━━━━━ SOURCE MATERIAL

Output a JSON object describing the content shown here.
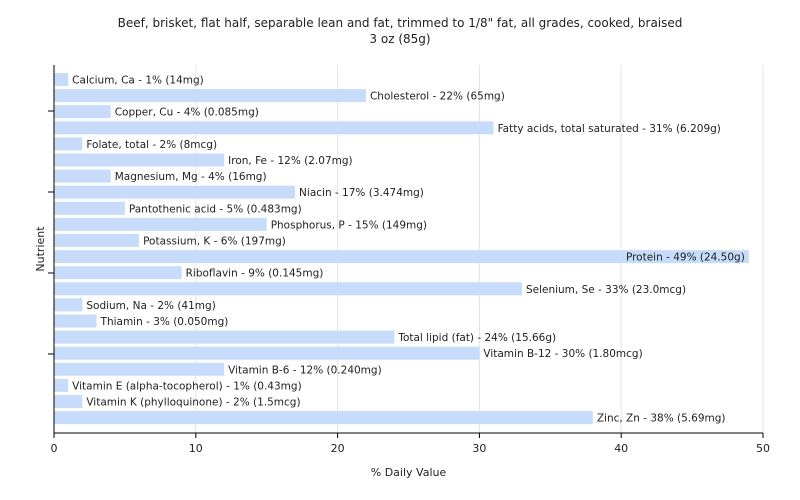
{
  "chart_data": {
    "type": "bar",
    "orientation": "horizontal",
    "title": "Beef, brisket, flat half, separable lean and fat, trimmed to 1/8\" fat, all grades, cooked, braised",
    "subtitle": "3 oz (85g)",
    "xlabel": "% Daily Value",
    "ylabel": "Nutrient",
    "xlim": [
      0,
      50
    ],
    "xticks": [
      0,
      10,
      20,
      30,
      40,
      50
    ],
    "grid": true,
    "bar_color": "#c6dcfa",
    "categories": [
      "Calcium, Ca",
      "Cholesterol",
      "Copper, Cu",
      "Fatty acids, total saturated",
      "Folate, total",
      "Iron, Fe",
      "Magnesium, Mg",
      "Niacin",
      "Pantothenic acid",
      "Phosphorus, P",
      "Potassium, K",
      "Protein",
      "Riboflavin",
      "Selenium, Se",
      "Sodium, Na",
      "Thiamin",
      "Total lipid (fat)",
      "Vitamin B-12",
      "Vitamin B-6",
      "Vitamin E (alpha-tocopherol)",
      "Vitamin K (phylloquinone)",
      "Zinc, Zn"
    ],
    "values": [
      1,
      22,
      4,
      31,
      2,
      12,
      4,
      17,
      5,
      15,
      6,
      49,
      9,
      33,
      2,
      3,
      24,
      30,
      12,
      1,
      2,
      38
    ],
    "labels": [
      "Calcium, Ca - 1% (14mg)",
      "Cholesterol - 22% (65mg)",
      "Copper, Cu - 4% (0.085mg)",
      "Fatty acids, total saturated - 31% (6.209g)",
      "Folate, total - 2% (8mcg)",
      "Iron, Fe - 12% (2.07mg)",
      "Magnesium, Mg - 4% (16mg)",
      "Niacin - 17% (3.474mg)",
      "Pantothenic acid - 5% (0.483mg)",
      "Phosphorus, P - 15% (149mg)",
      "Potassium, K - 6% (197mg)",
      "Protein - 49% (24.50g)",
      "Riboflavin - 9% (0.145mg)",
      "Selenium, Se - 33% (23.0mcg)",
      "Sodium, Na - 2% (41mg)",
      "Thiamin - 3% (0.050mg)",
      "Total lipid (fat) - 24% (15.66g)",
      "Vitamin B-12 - 30% (1.80mcg)",
      "Vitamin B-6 - 12% (0.240mg)",
      "Vitamin E (alpha-tocopherol) - 1% (0.43mg)",
      "Vitamin K (phylloquinone) - 2% (1.5mcg)",
      "Zinc, Zn - 38% (5.69mg)"
    ]
  }
}
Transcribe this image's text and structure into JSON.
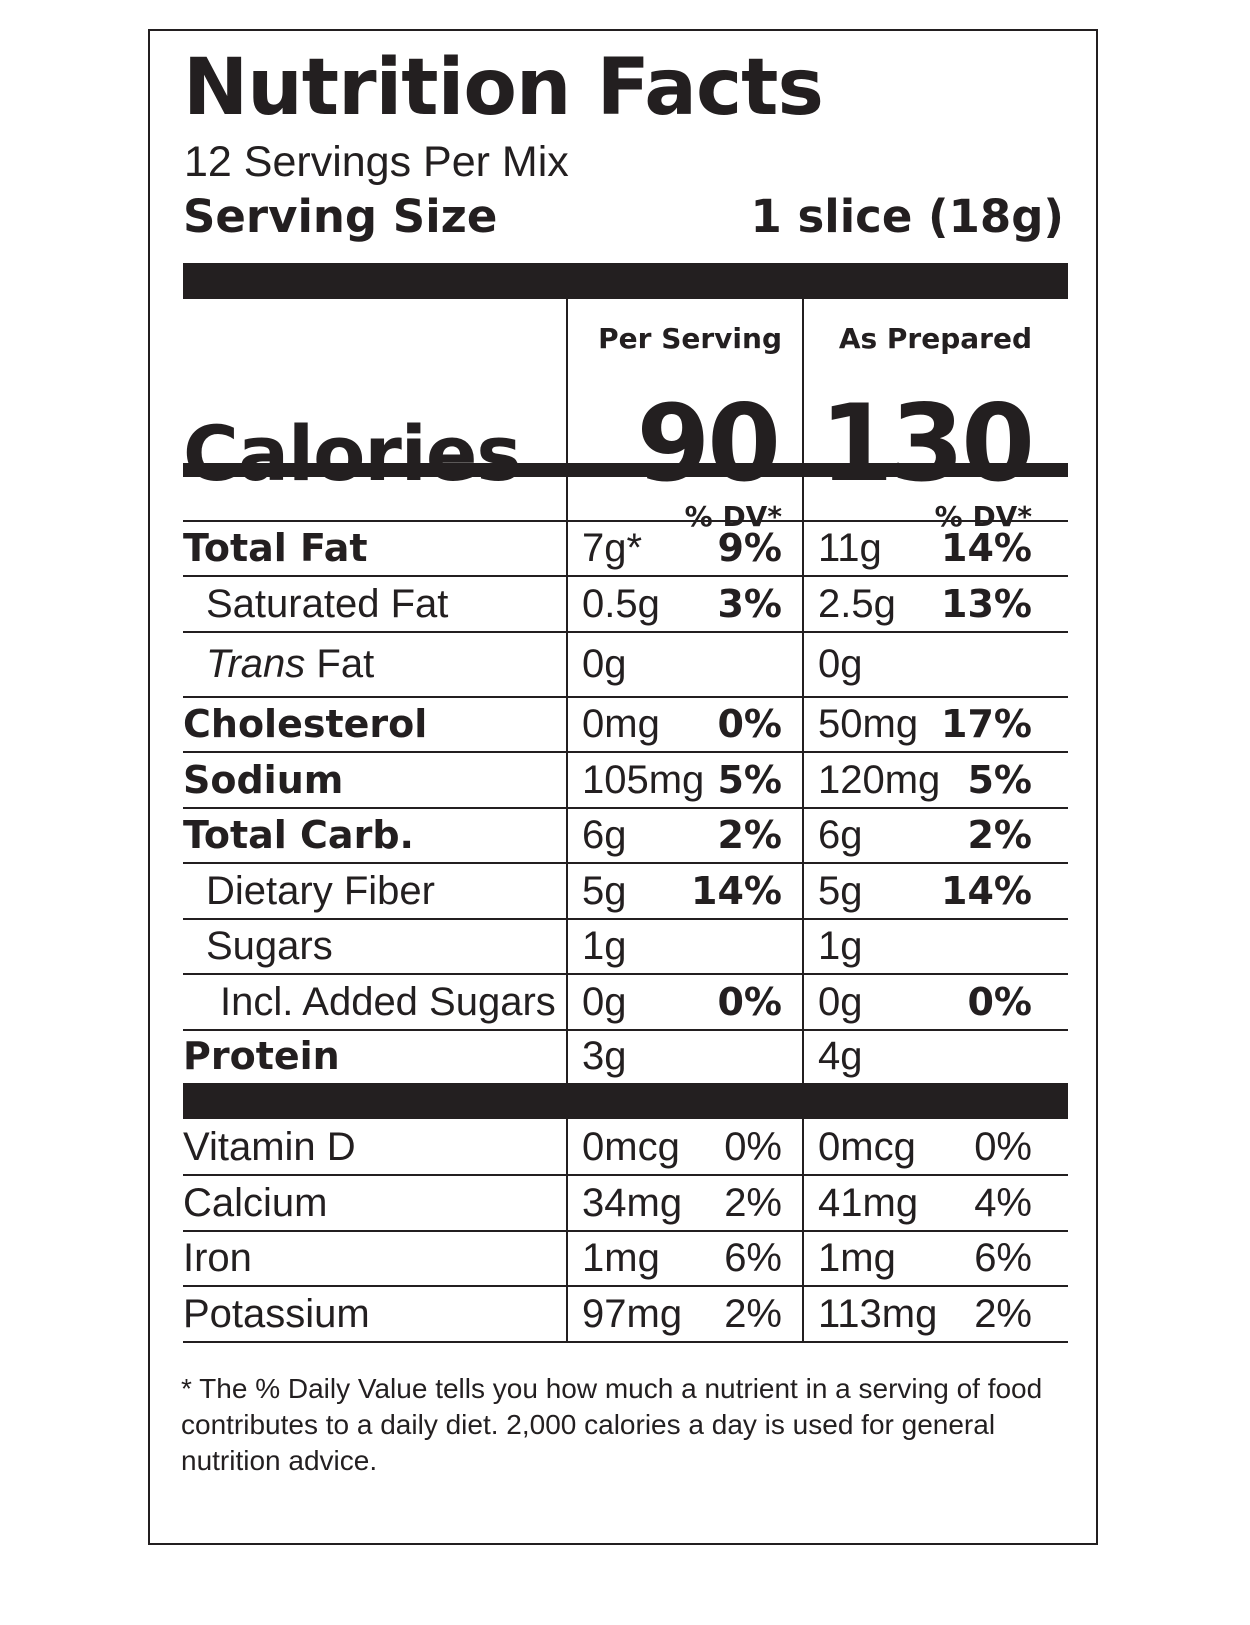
{
  "title": "Nutrition Facts",
  "servings_per_container": "12 Servings Per Mix",
  "serving_size": {
    "label": "Serving Size",
    "value": "1 slice (18g)"
  },
  "columns": {
    "per_serving": "Per Serving",
    "as_prepared": "As Prepared"
  },
  "calories": {
    "label": "Calories",
    "per_serving": "90",
    "as_prepared": "130"
  },
  "dv_header": "% DV*",
  "nutrients": [
    {
      "name": "Total Fat",
      "bold": true,
      "indent": 0,
      "amount1": "7g*",
      "pct1": "9%",
      "amount2": "11g",
      "pct2": "14%"
    },
    {
      "name": "Saturated Fat",
      "bold": false,
      "indent": 1,
      "amount1": "0.5g",
      "pct1": "3%",
      "amount2": "2.5g",
      "pct2": "13%"
    },
    {
      "name_italic": "Trans",
      "name": " Fat",
      "bold": false,
      "indent": 1,
      "amount1": "0g",
      "pct1": "",
      "amount2": "0g",
      "pct2": ""
    },
    {
      "name": "Cholesterol",
      "bold": true,
      "indent": 0,
      "amount1": "0mg",
      "pct1": "0%",
      "amount2": "50mg",
      "pct2": "17%"
    },
    {
      "name": "Sodium",
      "bold": true,
      "indent": 0,
      "amount1": "105mg",
      "pct1": "5%",
      "amount2": "120mg",
      "pct2": "5%"
    },
    {
      "name": "Total Carb.",
      "bold": true,
      "indent": 0,
      "amount1": "6g",
      "pct1": "2%",
      "amount2": "6g",
      "pct2": "2%"
    },
    {
      "name": "Dietary Fiber",
      "bold": false,
      "indent": 1,
      "amount1": "5g",
      "pct1": "14%",
      "amount2": "5g",
      "pct2": "14%"
    },
    {
      "name": "Sugars",
      "bold": false,
      "indent": 1,
      "amount1": "1g",
      "pct1": "",
      "amount2": "1g",
      "pct2": ""
    },
    {
      "name": "Incl. Added Sugars",
      "bold": false,
      "indent": 2,
      "amount1": "0g",
      "pct1": "0%",
      "amount2": "0g",
      "pct2": "0%"
    },
    {
      "name": "Protein",
      "bold": true,
      "indent": 0,
      "amount1": "3g",
      "pct1": "",
      "amount2": "4g",
      "pct2": ""
    }
  ],
  "vitamins": [
    {
      "name": "Vitamin D",
      "amount1": "0mcg",
      "pct1": "0%",
      "amount2": "0mcg",
      "pct2": "0%"
    },
    {
      "name": "Calcium",
      "amount1": "34mg",
      "pct1": "2%",
      "amount2": "41mg",
      "pct2": "4%"
    },
    {
      "name": "Iron",
      "amount1": "1mg",
      "pct1": "6%",
      "amount2": "1mg",
      "pct2": "6%"
    },
    {
      "name": "Potassium",
      "amount1": "97mg",
      "pct1": "2%",
      "amount2": "113mg",
      "pct2": "2%"
    }
  ],
  "footnote": "* The % Daily Value tells you how much a nutrient in a serving of food contributes to a daily diet. 2,000 calories a day is used for general nutrition advice."
}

━━━━━━━━━━

▶ **DIRECTIONS FOR THIS TASK**
Would you write out all of the records exactly, omitting the pictures?

▶ **ANSWER FOR THE TASK**
Output a JSON object describing the content shown here.
{
  "chart_data": {
    "type": "bar",
    "orientation": "horizontal",
    "title": "Beef, brisket, flat half, separable lean and fat, trimmed to 1/8\" fat, all grades, cooked, braised",
    "subtitle": "3 oz (85g)",
    "xlabel": "% Daily Value",
    "ylabel": "Nutrient",
    "xlim": [
      0,
      50
    ],
    "xticks": [
      0,
      10,
      20,
      30,
      40,
      50
    ],
    "grid": true,
    "bar_color": "#c6dcfa",
    "categories": [
      "Calcium, Ca",
      "Cholesterol",
      "Copper, Cu",
      "Fatty acids, total saturated",
      "Folate, total",
      "Iron, Fe",
      "Magnesium, Mg",
      "Niacin",
      "Pantothenic acid",
      "Phosphorus, P",
      "Potassium, K",
      "Protein",
      "Riboflavin",
      "Selenium, Se",
      "Sodium, Na",
      "Thiamin",
      "Total lipid (fat)",
      "Vitamin B-12",
      "Vitamin B-6",
      "Vitamin E (alpha-tocopherol)",
      "Vitamin K (phylloquinone)",
      "Zinc, Zn"
    ],
    "values": [
      1,
      22,
      4,
      31,
      2,
      12,
      4,
      17,
      5,
      15,
      6,
      49,
      9,
      33,
      2,
      3,
      24,
      30,
      12,
      1,
      2,
      38
    ],
    "labels": [
      "Calcium, Ca - 1% (14mg)",
      "Cholesterol - 22% (65mg)",
      "Copper, Cu - 4% (0.085mg)",
      "Fatty acids, total saturated - 31% (6.209g)",
      "Folate, total - 2% (8mcg)",
      "Iron, Fe - 12% (2.07mg)",
      "Magnesium, Mg - 4% (16mg)",
      "Niacin - 17% (3.474mg)",
      "Pantothenic acid - 5% (0.483mg)",
      "Phosphorus, P - 15% (149mg)",
      "Potassium, K - 6% (197mg)",
      "Protein - 49% (24.50g)",
      "Riboflavin - 9% (0.145mg)",
      "Selenium, Se - 33% (23.0mcg)",
      "Sodium, Na - 2% (41mg)",
      "Thiamin - 3% (0.050mg)",
      "Total lipid (fat) - 24% (15.66g)",
      "Vitamin B-12 - 30% (1.80mcg)",
      "Vitamin B-6 - 12% (0.240mg)",
      "Vitamin E (alpha-tocopherol) - 1% (0.43mg)",
      "Vitamin K (phylloquinone) - 2% (1.5mcg)",
      "Zinc, Zn - 38% (5.69mg)"
    ]
  }
}
Transcribe this image's text and structure into JSON.
{
  "title": "Nutrition Facts",
  "servings_per_container": "12 Servings Per Mix",
  "serving_size": {
    "label": "Serving Size",
    "value": "1 slice (18g)"
  },
  "columns": {
    "per_serving": "Per Serving",
    "as_prepared": "As Prepared"
  },
  "calories": {
    "label": "Calories",
    "per_serving": "90",
    "as_prepared": "130"
  },
  "dv_header": "% DV*",
  "nutrients": [
    {
      "name": "Total Fat",
      "bold": true,
      "indent": 0,
      "amount1": "7g*",
      "pct1": "9%",
      "amount2": "11g",
      "pct2": "14%"
    },
    {
      "name": "Saturated Fat",
      "bold": false,
      "indent": 1,
      "amount1": "0.5g",
      "pct1": "3%",
      "amount2": "2.5g",
      "pct2": "13%"
    },
    {
      "name_italic": "Trans",
      "name": " Fat",
      "bold": false,
      "indent": 1,
      "amount1": "0g",
      "pct1": "",
      "amount2": "0g",
      "pct2": ""
    },
    {
      "name": "Cholesterol",
      "bold": true,
      "indent": 0,
      "amount1": "0mg",
      "pct1": "0%",
      "amount2": "50mg",
      "pct2": "17%"
    },
    {
      "name": "Sodium",
      "bold": true,
      "indent": 0,
      "amount1": "105mg",
      "pct1": "5%",
      "amount2": "120mg",
      "pct2": "5%"
    },
    {
      "name": "Total Carb.",
      "bold": true,
      "indent": 0,
      "amount1": "6g",
      "pct1": "2%",
      "amount2": "6g",
      "pct2": "2%"
    },
    {
      "name": "Dietary Fiber",
      "bold": false,
      "indent": 1,
      "amount1": "5g",
      "pct1": "14%",
      "amount2": "5g",
      "pct2": "14%"
    },
    {
      "name": "Sugars",
      "bold": false,
      "indent": 1,
      "amount1": "1g",
      "pct1": "",
      "amount2": "1g",
      "pct2": ""
    },
    {
      "name": "Incl. Added Sugars",
      "bold": false,
      "indent": 2,
      "amount1": "0g",
      "pct1": "0%",
      "amount2": "0g",
      "pct2": "0%"
    },
    {
      "name": "Protein",
      "bold": true,
      "indent": 0,
      "amount1": "3g",
      "pct1": "",
      "amount2": "4g",
      "pct2": ""
    }
  ],
  "vitamins": [
    {
      "name": "Vitamin D",
      "amount1": "0mcg",
      "pct1": "0%",
      "amount2": "0mcg",
      "pct2": "0%"
    },
    {
      "name": "Calcium",
      "amount1": "34mg",
      "pct1": "2%",
      "amount2": "41mg",
      "pct2": "4%"
    },
    {
      "name": "Iron",
      "amount1": "1mg",
      "pct1": "6%",
      "amount2": "1mg",
      "pct2": "6%"
    },
    {
      "name": "Potassium",
      "amount1": "97mg",
      "pct1": "2%",
      "amount2": "113mg",
      "pct2": "2%"
    }
  ],
  "footnote": "* The % Daily Value tells you how much a nutrient in a serving of food contributes to a daily diet. 2,000 calories a day is used for general nutrition advice."
}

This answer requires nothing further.